> **PROVIDED PASSAGE**:

———

Joris Kuipers is the CTO and hands-on architect at Trifork Amsterdam, with 25 years of experience in software engineering, enterprise Java consulting, and architecture. Specializing in Spring Boot, he focuses on observability, JSON processing, and dynamic configuration. Kuipers is an active speaker at conferences like Spring I/O, contributing insights on production-ready applications and performance optimizations.

Abstract

This article explores Spring’s mechanisms for dynamic configuration reloads in Boot applications, enabling runtime updates without restarts. It delineates reloadable elements like logging configurations, @ConfigurationProperties beans, and @RefreshScope-annotated components. The analysis covers trigger mechanisms, supported property sources, and considerations for production deployment, including Kubernetes integrations and potential pitfalls.

Foundations of Dynamic Configuration in Spring

Configuration in Spring Boot applications is environment-specific, allowing a single build to adapt via external property sources like files, classpath resources, or remote servers. Traditionally read at startup, changes necessitate restarts, leading to downtime, loss of in-memory state (e.g., caches), and JVM warm-up delays, which can extend from seconds to hours for complex integrations.

———

> **DATA EXTRACT**:
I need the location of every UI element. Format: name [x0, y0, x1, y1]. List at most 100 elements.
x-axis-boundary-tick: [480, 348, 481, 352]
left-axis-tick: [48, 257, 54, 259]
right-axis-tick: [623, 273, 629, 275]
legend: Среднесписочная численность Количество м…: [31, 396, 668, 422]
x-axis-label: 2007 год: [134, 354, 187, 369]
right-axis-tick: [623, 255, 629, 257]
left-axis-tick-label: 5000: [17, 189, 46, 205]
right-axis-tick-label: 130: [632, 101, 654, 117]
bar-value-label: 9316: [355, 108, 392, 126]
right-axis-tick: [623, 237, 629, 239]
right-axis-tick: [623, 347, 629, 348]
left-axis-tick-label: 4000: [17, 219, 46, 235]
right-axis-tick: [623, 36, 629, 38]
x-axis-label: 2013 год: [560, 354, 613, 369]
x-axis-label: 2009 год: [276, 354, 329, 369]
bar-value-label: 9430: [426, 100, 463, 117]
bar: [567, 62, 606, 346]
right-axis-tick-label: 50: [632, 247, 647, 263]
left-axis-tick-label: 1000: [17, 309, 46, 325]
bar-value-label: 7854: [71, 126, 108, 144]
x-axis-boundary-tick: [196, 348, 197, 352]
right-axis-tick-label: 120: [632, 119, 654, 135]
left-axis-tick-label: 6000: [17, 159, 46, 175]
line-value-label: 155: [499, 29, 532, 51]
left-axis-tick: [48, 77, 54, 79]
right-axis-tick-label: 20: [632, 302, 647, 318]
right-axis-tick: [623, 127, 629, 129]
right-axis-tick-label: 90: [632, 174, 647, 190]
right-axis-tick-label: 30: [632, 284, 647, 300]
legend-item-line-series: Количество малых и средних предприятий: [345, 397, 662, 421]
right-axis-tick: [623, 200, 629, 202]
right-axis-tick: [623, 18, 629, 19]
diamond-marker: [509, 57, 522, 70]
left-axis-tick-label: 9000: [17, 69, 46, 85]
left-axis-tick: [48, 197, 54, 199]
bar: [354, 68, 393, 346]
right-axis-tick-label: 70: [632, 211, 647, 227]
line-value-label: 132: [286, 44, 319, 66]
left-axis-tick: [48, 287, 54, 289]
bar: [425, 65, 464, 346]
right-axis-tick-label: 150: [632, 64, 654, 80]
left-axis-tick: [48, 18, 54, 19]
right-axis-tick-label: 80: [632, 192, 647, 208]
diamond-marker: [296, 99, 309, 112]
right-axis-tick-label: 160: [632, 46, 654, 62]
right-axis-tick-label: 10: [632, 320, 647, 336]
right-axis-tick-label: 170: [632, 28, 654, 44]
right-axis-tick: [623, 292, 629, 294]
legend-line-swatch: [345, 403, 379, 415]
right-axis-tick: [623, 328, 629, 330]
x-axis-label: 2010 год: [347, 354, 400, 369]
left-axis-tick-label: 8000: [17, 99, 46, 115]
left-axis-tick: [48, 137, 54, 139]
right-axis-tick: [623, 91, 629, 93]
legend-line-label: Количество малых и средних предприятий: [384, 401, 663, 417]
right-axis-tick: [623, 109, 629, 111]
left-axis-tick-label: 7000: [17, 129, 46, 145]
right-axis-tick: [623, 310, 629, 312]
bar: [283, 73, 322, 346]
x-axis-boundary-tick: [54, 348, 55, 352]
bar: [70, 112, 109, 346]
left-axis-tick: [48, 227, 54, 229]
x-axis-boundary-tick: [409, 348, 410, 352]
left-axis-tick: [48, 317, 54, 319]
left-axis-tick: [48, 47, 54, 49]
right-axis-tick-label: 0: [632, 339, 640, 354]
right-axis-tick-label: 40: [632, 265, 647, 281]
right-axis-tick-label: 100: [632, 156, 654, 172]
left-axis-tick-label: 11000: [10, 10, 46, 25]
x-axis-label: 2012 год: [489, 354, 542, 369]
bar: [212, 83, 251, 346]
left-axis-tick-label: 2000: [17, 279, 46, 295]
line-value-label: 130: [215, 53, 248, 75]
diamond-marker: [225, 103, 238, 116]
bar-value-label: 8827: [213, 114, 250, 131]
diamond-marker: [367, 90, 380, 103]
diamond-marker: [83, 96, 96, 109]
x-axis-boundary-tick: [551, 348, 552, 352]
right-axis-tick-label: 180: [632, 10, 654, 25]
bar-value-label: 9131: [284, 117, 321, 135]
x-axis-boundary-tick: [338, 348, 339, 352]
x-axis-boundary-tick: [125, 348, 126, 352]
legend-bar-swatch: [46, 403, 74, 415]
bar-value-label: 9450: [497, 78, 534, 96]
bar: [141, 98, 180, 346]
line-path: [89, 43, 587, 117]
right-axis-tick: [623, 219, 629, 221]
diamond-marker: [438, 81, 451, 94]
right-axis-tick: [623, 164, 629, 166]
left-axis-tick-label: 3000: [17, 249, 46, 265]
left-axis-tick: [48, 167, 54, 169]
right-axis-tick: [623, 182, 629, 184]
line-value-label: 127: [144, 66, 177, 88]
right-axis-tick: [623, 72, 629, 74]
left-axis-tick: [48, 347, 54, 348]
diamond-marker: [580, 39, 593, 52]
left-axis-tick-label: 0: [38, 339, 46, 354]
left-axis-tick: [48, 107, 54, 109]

———

> **PROBLEMS TO WORK ON**:
1. Answer these from the passage on Spring configuration reloads:
(a) How many years of experience in software engineering does Kuipers have?
(b) Which three reloadable elements does the article delineate?
(c) What three consequences of restarts are listed?
2. Rewrite the part of the passage on Spring configuration reloads that opens with the words containing "This article explores" and closes with "for complex integrations.", swapping "Kubernetes" for "OpenShift".

> **WRITTEN ANSWERS**:
1.
(a) 25 years.
(b) Logging configurations, @ConfigurationProperties beans, and @RefreshScope-annotated components.
(c) Downtime, loss of in-memory state (e.g., caches), and JVM warm-up delays.

2.
This article explores Spring’s mechanisms for dynamic configuration reloads in Boot applications, enabling runtime updates without restarts. It delineates reloadable elements like logging configurations, @ConfigurationProperties beans, and @RefreshScope-annotated components. The analysis covers trigger mechanisms, supported property sources, and considerations for production deployment, including OpenShift integrations and potential pitfalls.

Foundations of Dynamic Configuration in Spring

Configuration in Spring Boot applications is environment-specific, allowing a single build to adapt via external property sources like files, classpath resources, or remote servers. Traditionally read at startup, changes necessitate restarts, leading to downtime, loss of in-memory state (e.g., caches), and JVM warm-up delays, which can extend from seconds to hours for complex integrations.